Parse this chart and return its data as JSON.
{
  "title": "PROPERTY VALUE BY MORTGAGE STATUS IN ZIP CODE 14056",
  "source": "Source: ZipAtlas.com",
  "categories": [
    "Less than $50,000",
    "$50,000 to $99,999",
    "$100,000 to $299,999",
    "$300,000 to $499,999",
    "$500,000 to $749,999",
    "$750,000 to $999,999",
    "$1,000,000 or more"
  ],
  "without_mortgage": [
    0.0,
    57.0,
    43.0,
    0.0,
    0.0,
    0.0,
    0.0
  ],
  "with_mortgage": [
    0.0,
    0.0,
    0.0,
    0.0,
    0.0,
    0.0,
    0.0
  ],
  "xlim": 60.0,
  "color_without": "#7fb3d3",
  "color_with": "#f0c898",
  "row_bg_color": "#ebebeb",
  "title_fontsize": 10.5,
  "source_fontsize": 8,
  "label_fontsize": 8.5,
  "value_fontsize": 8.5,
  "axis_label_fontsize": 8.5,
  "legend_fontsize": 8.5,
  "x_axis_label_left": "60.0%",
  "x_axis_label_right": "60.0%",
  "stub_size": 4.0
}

* * * * *

--- Goal ---
Repeat the data precisely, reproducing every entry.

--- Expected output ---
Parse this chart and return its data as JSON.
{
  "title": "PROPERTY VALUE BY MORTGAGE STATUS IN ZIP CODE 14056",
  "source": "Source: ZipAtlas.com",
  "categories": [
    "Less than $50,000",
    "$50,000 to $99,999",
    "$100,000 to $299,999",
    "$300,000 to $499,999",
    "$500,000 to $749,999",
    "$750,000 to $999,999",
    "$1,000,000 or more"
  ],
  "without_mortgage": [
    0.0,
    57.0,
    43.0,
    0.0,
    0.0,
    0.0,
    0.0
  ],
  "with_mortgage": [
    0.0,
    0.0,
    0.0,
    0.0,
    0.0,
    0.0,
    0.0
  ],
  "xlim": 60.0,
  "color_without": "#7fb3d3",
  "color_with": "#f0c898",
  "row_bg_color": "#ebebeb",
  "title_fontsize": 10.5,
  "source_fontsize": 8,
  "label_fontsize": 8.5,
  "value_fontsize": 8.5,
  "axis_label_fontsize": 8.5,
  "legend_fontsize": 8.5,
  "x_axis_label_left": "60.0%",
  "x_axis_label_right": "60.0%",
  "stub_size": 4.0
}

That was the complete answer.